MATERIAL FOR THIS EXERCISE -

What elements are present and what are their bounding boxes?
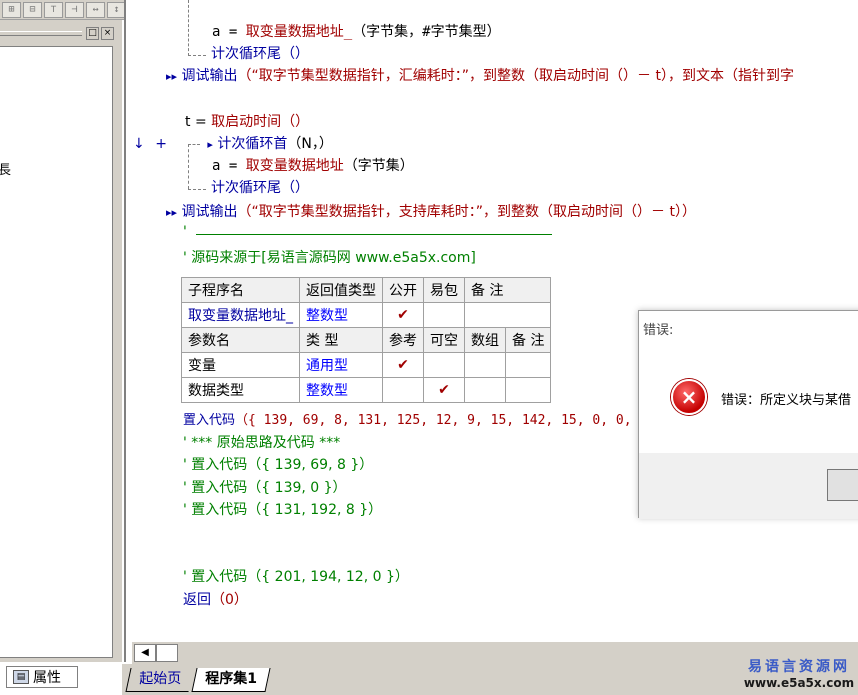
ok-button[interactable] xyxy=(827,469,858,501)
remark-cell[interactable] xyxy=(463,302,552,328)
editor-gutter xyxy=(126,0,146,640)
minimize-icon[interactable]: □ xyxy=(86,27,99,40)
run-marker-icon: ▸▸ xyxy=(166,206,178,219)
dialog-footer xyxy=(639,453,858,519)
table-header: 参考 xyxy=(382,327,424,353)
error-icon: × xyxy=(671,379,707,415)
error-dialog: 错误: × 错误：所定义块与某借 xyxy=(638,310,858,519)
align-left-icon[interactable]: ⊞ xyxy=(2,1,21,18)
table-header: 返回值类型 xyxy=(299,277,383,303)
scroll-thumb[interactable] xyxy=(156,644,178,662)
run-marker-icon: ▸▸ xyxy=(166,70,178,83)
separator-line xyxy=(196,234,552,235)
public-check[interactable]: ✔ xyxy=(382,302,424,328)
comment-line[interactable]: ' 置入代码（{ 139, 0 }） xyxy=(183,478,347,498)
nullable-check[interactable] xyxy=(423,352,465,378)
align-center-icon[interactable]: ⊟ xyxy=(23,1,42,18)
table-header: 备 注 xyxy=(463,277,552,303)
subroutine-table[interactable]: 子程序名 返回值类型 公开 易包 备 注 取变量数据地址_ 整数型 ✔ 参数名 … xyxy=(181,277,552,403)
comment-line[interactable]: ' 源码来源于[易语言源码网 www.e5a5x.com] xyxy=(183,248,476,268)
table-header: 子程序名 xyxy=(181,277,300,303)
table-header-row: 参数名 类 型 参考 可空 数组 备 注 xyxy=(181,327,552,353)
sub-name-cell[interactable]: 取变量数据地址_ xyxy=(181,302,300,328)
table-header: 类 型 xyxy=(299,327,383,353)
breakpoint-arrow-icon[interactable]: ↓ xyxy=(133,136,145,152)
array-cell[interactable] xyxy=(464,352,506,378)
tab-start-page[interactable]: 起始页 xyxy=(125,668,194,692)
align-top-icon[interactable]: ⊤ xyxy=(44,1,63,18)
site-watermark: 易语言资源网 www.e5a5x.com xyxy=(743,659,855,690)
nullable-check[interactable]: ✔ xyxy=(423,377,465,403)
param-type-cell[interactable]: 通用型 xyxy=(299,352,383,378)
table-header-row: 子程序名 返回值类型 公开 易包 备 注 xyxy=(181,277,552,303)
table-row[interactable]: 数据类型 整数型 ✔ xyxy=(181,377,552,403)
ref-check[interactable]: ✔ xyxy=(382,352,424,378)
comment-line[interactable]: ' 置入代码（{ 139, 69, 8 }） xyxy=(183,455,373,475)
dialog-message: 错误：所定义块与某借 xyxy=(721,393,852,408)
ref-check[interactable] xyxy=(382,377,424,403)
code-line[interactable]: 计次循环尾（） xyxy=(211,178,309,198)
dialog-title: 错误: xyxy=(643,323,674,338)
code-line[interactable]: a = 取变量数据地址（字节集） xyxy=(212,156,414,176)
expand-plus-icon[interactable]: + xyxy=(155,136,167,152)
code-line[interactable]: ↓ + ▸ 计次循环首（N，） xyxy=(133,134,333,154)
code-line[interactable]: 返回（0） xyxy=(183,590,248,610)
table-header: 可空 xyxy=(423,327,465,353)
close-icon[interactable]: × xyxy=(101,27,114,40)
code-line[interactable]: 计次循环尾（） xyxy=(211,44,309,64)
table-header: 数组 xyxy=(464,327,506,353)
table-row[interactable]: 变量 通用型 ✔ xyxy=(181,352,552,378)
align-middle-icon[interactable]: ⊣ xyxy=(65,1,84,18)
code-line[interactable]: 置入代码（{ 139, 69, 8, 131, 125, 12, 9, 15, … xyxy=(183,411,647,431)
comment-line[interactable]: ' 置入代码（{ 201, 194, 12, 0 }） xyxy=(183,567,409,587)
param-type-cell[interactable]: 整数型 xyxy=(299,377,383,403)
param-name-cell[interactable]: 变量 xyxy=(181,352,300,378)
loop-guide-2-end xyxy=(188,189,206,190)
tree-view[interactable]: 長 xyxy=(0,46,113,658)
remark-cell[interactable] xyxy=(504,352,552,378)
scroll-left-icon[interactable]: ◀ xyxy=(134,644,156,662)
comment-line[interactable]: ' 置入代码（{ 131, 192, 8 }） xyxy=(183,500,382,520)
code-line[interactable]: ▸▸ 调试输出（“取字节集型数据指针，汇编耗时：”，到整数（取启动时间（）－ t… xyxy=(166,66,794,86)
code-line[interactable]: t = 取启动时间（） xyxy=(185,112,309,132)
param-name-cell[interactable]: 数据类型 xyxy=(181,377,300,403)
table-header: 公开 xyxy=(382,277,424,303)
code-line[interactable]: a = 取变量数据地址_（字节集，#字节集型） xyxy=(212,22,501,42)
comment-line[interactable]: ' xyxy=(183,222,187,242)
tab-program-set[interactable]: 程序集1 xyxy=(191,668,271,692)
tab-properties[interactable]: ▤ 属性 xyxy=(6,666,78,688)
table-row[interactable]: 取变量数据地址_ 整数型 ✔ xyxy=(181,302,552,328)
alignment-toolbar: ⊞ ⊟ ⊤ ⊣ ↔ ↕ xyxy=(0,0,130,20)
properties-icon: ▤ xyxy=(13,670,29,684)
epkg-cell[interactable] xyxy=(423,302,465,328)
tree-item-partial[interactable]: 長 xyxy=(0,159,11,178)
return-type-cell[interactable]: 整数型 xyxy=(299,302,383,328)
table-header: 备 注 xyxy=(504,327,552,353)
table-header: 参数名 xyxy=(181,327,300,353)
loop-guide-1-end xyxy=(188,55,206,56)
array-cell[interactable] xyxy=(464,377,506,403)
left-panel-header: □ × xyxy=(0,26,118,42)
tab-properties-label: 属性 xyxy=(33,670,61,686)
width-icon[interactable]: ↔ xyxy=(86,1,105,18)
loop-guide-1 xyxy=(188,0,189,56)
table-header: 易包 xyxy=(423,277,465,303)
panel-grip[interactable] xyxy=(0,31,82,36)
remark-cell[interactable] xyxy=(504,377,552,403)
left-panel: □ × 長 xyxy=(0,20,122,662)
comment-line[interactable]: ' *** 原始思路及代码 *** xyxy=(183,433,340,453)
code-line[interactable]: ▸▸ 调试输出（“取字节集型数据指针，支持库耗时：”，到整数（取启动时间（）－ … xyxy=(166,202,696,222)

INSTRUCTION -
Rewrite the listing above with every "comment-line" replaced by "note-line", keeping everything else unchanged and leaving out the pictures.

COMPLETE OUTPUT -
What elements are present and what are their bounding boxes?
ok-button[interactable] xyxy=(827,469,858,501)
remark-cell[interactable] xyxy=(463,302,552,328)
editor-gutter xyxy=(126,0,146,640)
minimize-icon[interactable]: □ xyxy=(86,27,99,40)
run-marker-icon: ▸▸ xyxy=(166,206,178,219)
dialog-footer xyxy=(639,453,858,519)
table-header: 参考 xyxy=(382,327,424,353)
error-icon: × xyxy=(671,379,707,415)
error-dialog: 错误: × 错误：所定义块与某借 xyxy=(638,310,858,519)
align-left-icon[interactable]: ⊞ xyxy=(2,1,21,18)
table-header: 返回值类型 xyxy=(299,277,383,303)
scroll-thumb[interactable] xyxy=(156,644,178,662)
run-marker-icon: ▸▸ xyxy=(166,70,178,83)
separator-line xyxy=(196,234,552,235)
public-check[interactable]: ✔ xyxy=(382,302,424,328)
note-line[interactable]: ' 置入代码（{ 139, 0 }） xyxy=(183,478,347,498)
nullable-check[interactable] xyxy=(423,352,465,378)
align-center-icon[interactable]: ⊟ xyxy=(23,1,42,18)
table-header: 备 注 xyxy=(463,277,552,303)
subroutine-table[interactable]: 子程序名 返回值类型 公开 易包 备 注 取变量数据地址_ 整数型 ✔ 参数名 … xyxy=(181,277,552,403)
note-line[interactable]: ' 源码来源于[易语言源码网 www.e5a5x.com] xyxy=(183,248,476,268)
table-header: 子程序名 xyxy=(181,277,300,303)
table-header-row: 参数名 类 型 参考 可空 数组 备 注 xyxy=(181,327,552,353)
sub-name-cell[interactable]: 取变量数据地址_ xyxy=(181,302,300,328)
table-header: 类 型 xyxy=(299,327,383,353)
breakpoint-arrow-icon[interactable]: ↓ xyxy=(133,136,145,152)
array-cell[interactable] xyxy=(464,352,506,378)
tab-start-page[interactable]: 起始页 xyxy=(125,668,194,692)
align-top-icon[interactable]: ⊤ xyxy=(44,1,63,18)
site-watermark: 易语言资源网 www.e5a5x.com xyxy=(743,659,855,690)
nullable-check[interactable]: ✔ xyxy=(423,377,465,403)
param-type-cell[interactable]: 通用型 xyxy=(299,352,383,378)
table-header-row: 子程序名 返回值类型 公开 易包 备 注 xyxy=(181,277,552,303)
table-row[interactable]: 数据类型 整数型 ✔ xyxy=(181,377,552,403)
ref-check[interactable]: ✔ xyxy=(382,352,424,378)
note-line[interactable]: ' 置入代码（{ 139, 69, 8 }） xyxy=(183,455,373,475)
dialog-message: 错误：所定义块与某借 xyxy=(721,393,852,408)
ref-check[interactable] xyxy=(382,377,424,403)
code-line[interactable]: 计次循环尾（） xyxy=(211,178,309,198)
dialog-title: 错误: xyxy=(643,323,674,338)
code-line[interactable]: a = 取变量数据地址（字节集） xyxy=(212,156,414,176)
expand-plus-icon[interactable]: + xyxy=(155,136,167,152)
code-line[interactable]: ↓ + ▸ 计次循环首（N，） xyxy=(133,134,333,154)
code-line[interactable]: 返回（0） xyxy=(183,590,248,610)
table-header: 可空 xyxy=(423,327,465,353)
close-icon[interactable]: × xyxy=(101,27,114,40)
code-line[interactable]: 计次循环尾（） xyxy=(211,44,309,64)
table-header: 数组 xyxy=(464,327,506,353)
table-row[interactable]: 变量 通用型 ✔ xyxy=(181,352,552,378)
align-middle-icon[interactable]: ⊣ xyxy=(65,1,84,18)
code-line[interactable]: 置入代码（{ 139, 69, 8, 131, 125, 12, 9, 15, … xyxy=(183,411,647,431)
note-line[interactable]: ' 置入代码（{ 201, 194, 12, 0 }） xyxy=(183,567,409,587)
param-type-cell[interactable]: 整数型 xyxy=(299,377,383,403)
param-name-cell[interactable]: 变量 xyxy=(181,352,300,378)
loop-guide-2-end xyxy=(188,189,206,190)
tree-view[interactable]: 長 xyxy=(0,46,113,658)
remark-cell[interactable] xyxy=(504,352,552,378)
scroll-left-icon[interactable]: ◀ xyxy=(134,644,156,662)
note-line[interactable]: ' 置入代码（{ 131, 192, 8 }） xyxy=(183,500,382,520)
code-line[interactable]: ▸▸ 调试输出（“取字节集型数据指针，汇编耗时：”，到整数（取启动时间（）－ t… xyxy=(166,66,794,86)
code-line[interactable]: t = 取启动时间（） xyxy=(185,112,309,132)
param-name-cell[interactable]: 数据类型 xyxy=(181,377,300,403)
table-header: 公开 xyxy=(382,277,424,303)
code-line[interactable]: a = 取变量数据地址_（字节集，#字节集型） xyxy=(212,22,501,42)
note-line[interactable]: ' xyxy=(183,222,187,242)
tab-program-set[interactable]: 程序集1 xyxy=(191,668,271,692)
tab-properties[interactable]: ▤ 属性 xyxy=(6,666,78,688)
table-row[interactable]: 取变量数据地址_ 整数型 ✔ xyxy=(181,302,552,328)
alignment-toolbar: ⊞ ⊟ ⊤ ⊣ ↔ ↕ xyxy=(0,0,130,20)
properties-icon: ▤ xyxy=(13,670,29,684)
epkg-cell[interactable] xyxy=(423,302,465,328)
tree-item-partial[interactable]: 長 xyxy=(0,159,11,178)
return-type-cell[interactable]: 整数型 xyxy=(299,302,383,328)
table-header: 备 注 xyxy=(504,327,552,353)
table-header: 参数名 xyxy=(181,327,300,353)
loop-guide-1-end xyxy=(188,55,206,56)
array-cell[interactable] xyxy=(464,377,506,403)
left-panel-header: □ × xyxy=(0,26,118,42)
tab-properties-label: 属性 xyxy=(33,670,61,686)
width-icon[interactable]: ↔ xyxy=(86,1,105,18)
loop-guide-1 xyxy=(188,0,189,56)
table-header: 易包 xyxy=(423,277,465,303)
panel-grip[interactable] xyxy=(0,31,82,36)
remark-cell[interactable] xyxy=(504,377,552,403)
left-panel: □ × 長 xyxy=(0,20,122,662)
note-line[interactable]: ' *** 原始思路及代码 *** xyxy=(183,433,340,453)
code-line[interactable]: ▸▸ 调试输出（“取字节集型数据指针，支持库耗时：”，到整数（取启动时间（）－ … xyxy=(166,202,696,222)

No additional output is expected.